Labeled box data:
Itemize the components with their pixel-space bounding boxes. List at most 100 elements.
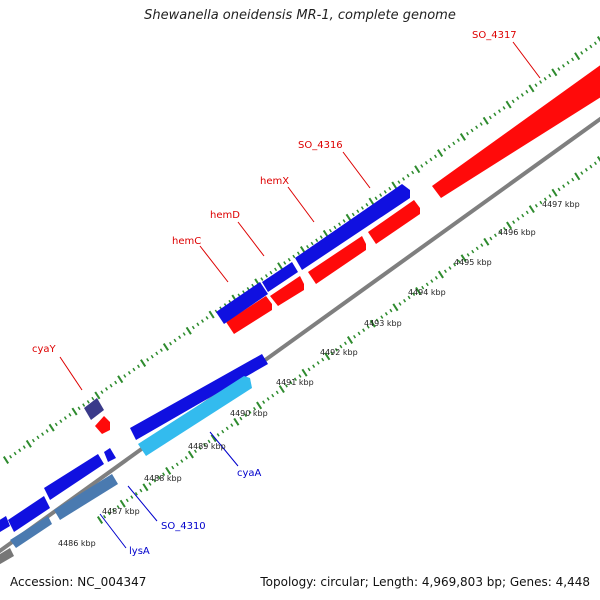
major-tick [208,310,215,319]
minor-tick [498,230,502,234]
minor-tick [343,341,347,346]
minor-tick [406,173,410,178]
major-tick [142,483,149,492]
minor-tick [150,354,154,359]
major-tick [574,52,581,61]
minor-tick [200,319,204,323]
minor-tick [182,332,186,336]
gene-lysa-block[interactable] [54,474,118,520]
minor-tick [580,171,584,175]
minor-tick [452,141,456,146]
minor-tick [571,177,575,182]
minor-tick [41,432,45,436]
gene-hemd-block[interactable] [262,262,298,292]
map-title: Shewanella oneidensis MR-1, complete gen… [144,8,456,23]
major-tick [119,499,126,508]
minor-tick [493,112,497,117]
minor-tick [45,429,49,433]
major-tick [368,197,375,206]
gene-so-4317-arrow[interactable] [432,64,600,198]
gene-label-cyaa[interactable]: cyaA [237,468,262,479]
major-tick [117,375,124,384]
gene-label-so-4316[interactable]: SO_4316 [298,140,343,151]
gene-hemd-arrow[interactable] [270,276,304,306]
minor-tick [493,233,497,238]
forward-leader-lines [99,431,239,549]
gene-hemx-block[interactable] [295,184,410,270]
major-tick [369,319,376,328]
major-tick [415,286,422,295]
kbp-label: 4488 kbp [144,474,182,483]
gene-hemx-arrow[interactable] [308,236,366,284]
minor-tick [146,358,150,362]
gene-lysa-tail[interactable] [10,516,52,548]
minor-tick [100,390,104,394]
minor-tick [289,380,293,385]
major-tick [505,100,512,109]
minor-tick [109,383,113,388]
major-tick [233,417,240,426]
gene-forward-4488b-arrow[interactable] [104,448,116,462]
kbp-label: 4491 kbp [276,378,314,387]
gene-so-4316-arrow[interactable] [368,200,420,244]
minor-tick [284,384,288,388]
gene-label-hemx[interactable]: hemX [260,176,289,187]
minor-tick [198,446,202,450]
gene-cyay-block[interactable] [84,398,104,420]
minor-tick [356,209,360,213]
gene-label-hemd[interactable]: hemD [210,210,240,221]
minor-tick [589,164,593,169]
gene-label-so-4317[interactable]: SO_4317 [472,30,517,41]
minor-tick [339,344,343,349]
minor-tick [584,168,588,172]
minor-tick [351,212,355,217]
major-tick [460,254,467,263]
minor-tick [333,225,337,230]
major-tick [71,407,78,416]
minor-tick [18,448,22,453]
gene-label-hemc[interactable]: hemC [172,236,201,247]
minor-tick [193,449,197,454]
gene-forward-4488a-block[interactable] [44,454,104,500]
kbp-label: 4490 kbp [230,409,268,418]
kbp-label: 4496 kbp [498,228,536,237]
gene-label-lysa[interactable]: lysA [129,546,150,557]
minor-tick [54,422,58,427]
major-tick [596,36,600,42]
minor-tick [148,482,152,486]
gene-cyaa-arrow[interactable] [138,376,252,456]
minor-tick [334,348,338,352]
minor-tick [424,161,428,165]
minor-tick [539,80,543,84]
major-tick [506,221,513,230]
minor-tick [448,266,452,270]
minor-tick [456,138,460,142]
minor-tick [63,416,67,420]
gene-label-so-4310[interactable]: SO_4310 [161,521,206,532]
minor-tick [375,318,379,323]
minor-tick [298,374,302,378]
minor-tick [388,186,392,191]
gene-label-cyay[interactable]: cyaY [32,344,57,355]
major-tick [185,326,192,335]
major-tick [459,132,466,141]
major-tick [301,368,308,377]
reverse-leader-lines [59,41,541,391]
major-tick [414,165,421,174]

*Task:*
Can you put the lines between the one holding "major-tick [208,310,215,319]" and the one holding "gene-label-cyaa[interactable]: cyaA [237,468,262,479]", inclusive, into a JSON list of strings with one string per line and blank lines left out?

*Task result:*
[
  "major-tick [208,310,215,319]",
  "minor-tick [498,230,502,234]",
  "minor-tick [343,341,347,346]",
  "minor-tick [406,173,410,178]",
  "major-tick [142,483,149,492]",
  "minor-tick [150,354,154,359]",
  "major-tick [574,52,581,61]",
  "minor-tick [200,319,204,323]",
  "minor-tick [182,332,186,336]",
  "gene-lysa-block[interactable] [54,474,118,520]",
  "minor-tick [580,171,584,175]",
  "minor-tick [452,141,456,146]",
  "minor-tick [571,177,575,182]",
  "minor-tick [41,432,45,436]",
  "gene-hemd-block[interactable] [262,262,298,292]",
  "map-title: Shewanella oneidensis MR-1, complete gen… [144,8,456,23]",
  "major-tick [119,499,126,508]",
  "minor-tick [493,112,497,117]",
  "minor-tick [45,429,49,433]",
  "major-tick [368,197,375,206]",
  "gene-so-4317-arrow[interactable] [432,64,600,198]",
  "gene-label-cyaa[interactable]: cyaA [237,468,262,479]"
]